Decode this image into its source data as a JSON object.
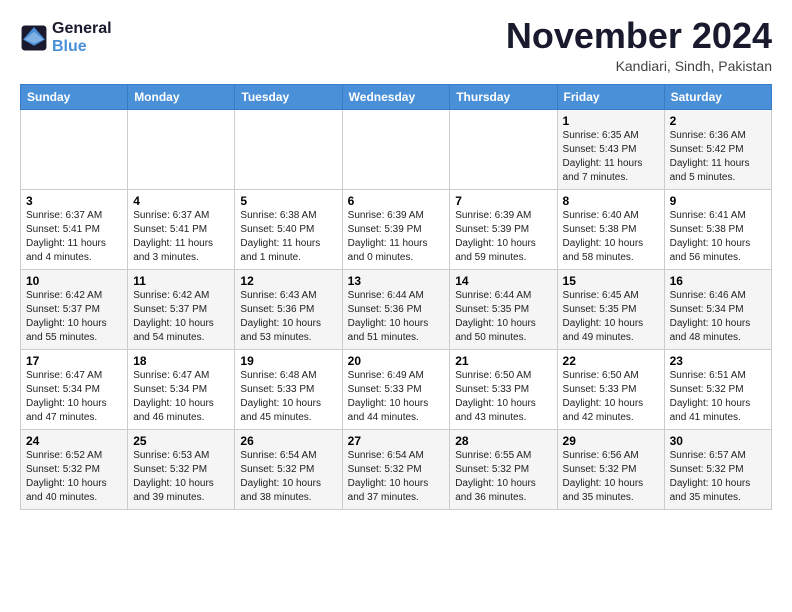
{
  "logo": {
    "line1": "General",
    "line2": "Blue"
  },
  "header": {
    "month": "November 2024",
    "location": "Kandiari, Sindh, Pakistan"
  },
  "weekdays": [
    "Sunday",
    "Monday",
    "Tuesday",
    "Wednesday",
    "Thursday",
    "Friday",
    "Saturday"
  ],
  "rows": [
    [
      {
        "day": "",
        "info": ""
      },
      {
        "day": "",
        "info": ""
      },
      {
        "day": "",
        "info": ""
      },
      {
        "day": "",
        "info": ""
      },
      {
        "day": "",
        "info": ""
      },
      {
        "day": "1",
        "info": "Sunrise: 6:35 AM\nSunset: 5:43 PM\nDaylight: 11 hours\nand 7 minutes."
      },
      {
        "day": "2",
        "info": "Sunrise: 6:36 AM\nSunset: 5:42 PM\nDaylight: 11 hours\nand 5 minutes."
      }
    ],
    [
      {
        "day": "3",
        "info": "Sunrise: 6:37 AM\nSunset: 5:41 PM\nDaylight: 11 hours\nand 4 minutes."
      },
      {
        "day": "4",
        "info": "Sunrise: 6:37 AM\nSunset: 5:41 PM\nDaylight: 11 hours\nand 3 minutes."
      },
      {
        "day": "5",
        "info": "Sunrise: 6:38 AM\nSunset: 5:40 PM\nDaylight: 11 hours\nand 1 minute."
      },
      {
        "day": "6",
        "info": "Sunrise: 6:39 AM\nSunset: 5:39 PM\nDaylight: 11 hours\nand 0 minutes."
      },
      {
        "day": "7",
        "info": "Sunrise: 6:39 AM\nSunset: 5:39 PM\nDaylight: 10 hours\nand 59 minutes."
      },
      {
        "day": "8",
        "info": "Sunrise: 6:40 AM\nSunset: 5:38 PM\nDaylight: 10 hours\nand 58 minutes."
      },
      {
        "day": "9",
        "info": "Sunrise: 6:41 AM\nSunset: 5:38 PM\nDaylight: 10 hours\nand 56 minutes."
      }
    ],
    [
      {
        "day": "10",
        "info": "Sunrise: 6:42 AM\nSunset: 5:37 PM\nDaylight: 10 hours\nand 55 minutes."
      },
      {
        "day": "11",
        "info": "Sunrise: 6:42 AM\nSunset: 5:37 PM\nDaylight: 10 hours\nand 54 minutes."
      },
      {
        "day": "12",
        "info": "Sunrise: 6:43 AM\nSunset: 5:36 PM\nDaylight: 10 hours\nand 53 minutes."
      },
      {
        "day": "13",
        "info": "Sunrise: 6:44 AM\nSunset: 5:36 PM\nDaylight: 10 hours\nand 51 minutes."
      },
      {
        "day": "14",
        "info": "Sunrise: 6:44 AM\nSunset: 5:35 PM\nDaylight: 10 hours\nand 50 minutes."
      },
      {
        "day": "15",
        "info": "Sunrise: 6:45 AM\nSunset: 5:35 PM\nDaylight: 10 hours\nand 49 minutes."
      },
      {
        "day": "16",
        "info": "Sunrise: 6:46 AM\nSunset: 5:34 PM\nDaylight: 10 hours\nand 48 minutes."
      }
    ],
    [
      {
        "day": "17",
        "info": "Sunrise: 6:47 AM\nSunset: 5:34 PM\nDaylight: 10 hours\nand 47 minutes."
      },
      {
        "day": "18",
        "info": "Sunrise: 6:47 AM\nSunset: 5:34 PM\nDaylight: 10 hours\nand 46 minutes."
      },
      {
        "day": "19",
        "info": "Sunrise: 6:48 AM\nSunset: 5:33 PM\nDaylight: 10 hours\nand 45 minutes."
      },
      {
        "day": "20",
        "info": "Sunrise: 6:49 AM\nSunset: 5:33 PM\nDaylight: 10 hours\nand 44 minutes."
      },
      {
        "day": "21",
        "info": "Sunrise: 6:50 AM\nSunset: 5:33 PM\nDaylight: 10 hours\nand 43 minutes."
      },
      {
        "day": "22",
        "info": "Sunrise: 6:50 AM\nSunset: 5:33 PM\nDaylight: 10 hours\nand 42 minutes."
      },
      {
        "day": "23",
        "info": "Sunrise: 6:51 AM\nSunset: 5:32 PM\nDaylight: 10 hours\nand 41 minutes."
      }
    ],
    [
      {
        "day": "24",
        "info": "Sunrise: 6:52 AM\nSunset: 5:32 PM\nDaylight: 10 hours\nand 40 minutes."
      },
      {
        "day": "25",
        "info": "Sunrise: 6:53 AM\nSunset: 5:32 PM\nDaylight: 10 hours\nand 39 minutes."
      },
      {
        "day": "26",
        "info": "Sunrise: 6:54 AM\nSunset: 5:32 PM\nDaylight: 10 hours\nand 38 minutes."
      },
      {
        "day": "27",
        "info": "Sunrise: 6:54 AM\nSunset: 5:32 PM\nDaylight: 10 hours\nand 37 minutes."
      },
      {
        "day": "28",
        "info": "Sunrise: 6:55 AM\nSunset: 5:32 PM\nDaylight: 10 hours\nand 36 minutes."
      },
      {
        "day": "29",
        "info": "Sunrise: 6:56 AM\nSunset: 5:32 PM\nDaylight: 10 hours\nand 35 minutes."
      },
      {
        "day": "30",
        "info": "Sunrise: 6:57 AM\nSunset: 5:32 PM\nDaylight: 10 hours\nand 35 minutes."
      }
    ]
  ]
}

-- WHAT TO PRODUCE --
Pictures are to be left out; repeat all the remaining data exactly.

-- FINAL ANSWER --
Decode this image into its source data as a JSON object.
{
  "logo": {
    "line1": "General",
    "line2": "Blue"
  },
  "header": {
    "month": "November 2024",
    "location": "Kandiari, Sindh, Pakistan"
  },
  "weekdays": [
    "Sunday",
    "Monday",
    "Tuesday",
    "Wednesday",
    "Thursday",
    "Friday",
    "Saturday"
  ],
  "rows": [
    [
      {
        "day": "",
        "info": ""
      },
      {
        "day": "",
        "info": ""
      },
      {
        "day": "",
        "info": ""
      },
      {
        "day": "",
        "info": ""
      },
      {
        "day": "",
        "info": ""
      },
      {
        "day": "1",
        "info": "Sunrise: 6:35 AM\nSunset: 5:43 PM\nDaylight: 11 hours\nand 7 minutes."
      },
      {
        "day": "2",
        "info": "Sunrise: 6:36 AM\nSunset: 5:42 PM\nDaylight: 11 hours\nand 5 minutes."
      }
    ],
    [
      {
        "day": "3",
        "info": "Sunrise: 6:37 AM\nSunset: 5:41 PM\nDaylight: 11 hours\nand 4 minutes."
      },
      {
        "day": "4",
        "info": "Sunrise: 6:37 AM\nSunset: 5:41 PM\nDaylight: 11 hours\nand 3 minutes."
      },
      {
        "day": "5",
        "info": "Sunrise: 6:38 AM\nSunset: 5:40 PM\nDaylight: 11 hours\nand 1 minute."
      },
      {
        "day": "6",
        "info": "Sunrise: 6:39 AM\nSunset: 5:39 PM\nDaylight: 11 hours\nand 0 minutes."
      },
      {
        "day": "7",
        "info": "Sunrise: 6:39 AM\nSunset: 5:39 PM\nDaylight: 10 hours\nand 59 minutes."
      },
      {
        "day": "8",
        "info": "Sunrise: 6:40 AM\nSunset: 5:38 PM\nDaylight: 10 hours\nand 58 minutes."
      },
      {
        "day": "9",
        "info": "Sunrise: 6:41 AM\nSunset: 5:38 PM\nDaylight: 10 hours\nand 56 minutes."
      }
    ],
    [
      {
        "day": "10",
        "info": "Sunrise: 6:42 AM\nSunset: 5:37 PM\nDaylight: 10 hours\nand 55 minutes."
      },
      {
        "day": "11",
        "info": "Sunrise: 6:42 AM\nSunset: 5:37 PM\nDaylight: 10 hours\nand 54 minutes."
      },
      {
        "day": "12",
        "info": "Sunrise: 6:43 AM\nSunset: 5:36 PM\nDaylight: 10 hours\nand 53 minutes."
      },
      {
        "day": "13",
        "info": "Sunrise: 6:44 AM\nSunset: 5:36 PM\nDaylight: 10 hours\nand 51 minutes."
      },
      {
        "day": "14",
        "info": "Sunrise: 6:44 AM\nSunset: 5:35 PM\nDaylight: 10 hours\nand 50 minutes."
      },
      {
        "day": "15",
        "info": "Sunrise: 6:45 AM\nSunset: 5:35 PM\nDaylight: 10 hours\nand 49 minutes."
      },
      {
        "day": "16",
        "info": "Sunrise: 6:46 AM\nSunset: 5:34 PM\nDaylight: 10 hours\nand 48 minutes."
      }
    ],
    [
      {
        "day": "17",
        "info": "Sunrise: 6:47 AM\nSunset: 5:34 PM\nDaylight: 10 hours\nand 47 minutes."
      },
      {
        "day": "18",
        "info": "Sunrise: 6:47 AM\nSunset: 5:34 PM\nDaylight: 10 hours\nand 46 minutes."
      },
      {
        "day": "19",
        "info": "Sunrise: 6:48 AM\nSunset: 5:33 PM\nDaylight: 10 hours\nand 45 minutes."
      },
      {
        "day": "20",
        "info": "Sunrise: 6:49 AM\nSunset: 5:33 PM\nDaylight: 10 hours\nand 44 minutes."
      },
      {
        "day": "21",
        "info": "Sunrise: 6:50 AM\nSunset: 5:33 PM\nDaylight: 10 hours\nand 43 minutes."
      },
      {
        "day": "22",
        "info": "Sunrise: 6:50 AM\nSunset: 5:33 PM\nDaylight: 10 hours\nand 42 minutes."
      },
      {
        "day": "23",
        "info": "Sunrise: 6:51 AM\nSunset: 5:32 PM\nDaylight: 10 hours\nand 41 minutes."
      }
    ],
    [
      {
        "day": "24",
        "info": "Sunrise: 6:52 AM\nSunset: 5:32 PM\nDaylight: 10 hours\nand 40 minutes."
      },
      {
        "day": "25",
        "info": "Sunrise: 6:53 AM\nSunset: 5:32 PM\nDaylight: 10 hours\nand 39 minutes."
      },
      {
        "day": "26",
        "info": "Sunrise: 6:54 AM\nSunset: 5:32 PM\nDaylight: 10 hours\nand 38 minutes."
      },
      {
        "day": "27",
        "info": "Sunrise: 6:54 AM\nSunset: 5:32 PM\nDaylight: 10 hours\nand 37 minutes."
      },
      {
        "day": "28",
        "info": "Sunrise: 6:55 AM\nSunset: 5:32 PM\nDaylight: 10 hours\nand 36 minutes."
      },
      {
        "day": "29",
        "info": "Sunrise: 6:56 AM\nSunset: 5:32 PM\nDaylight: 10 hours\nand 35 minutes."
      },
      {
        "day": "30",
        "info": "Sunrise: 6:57 AM\nSunset: 5:32 PM\nDaylight: 10 hours\nand 35 minutes."
      }
    ]
  ]
}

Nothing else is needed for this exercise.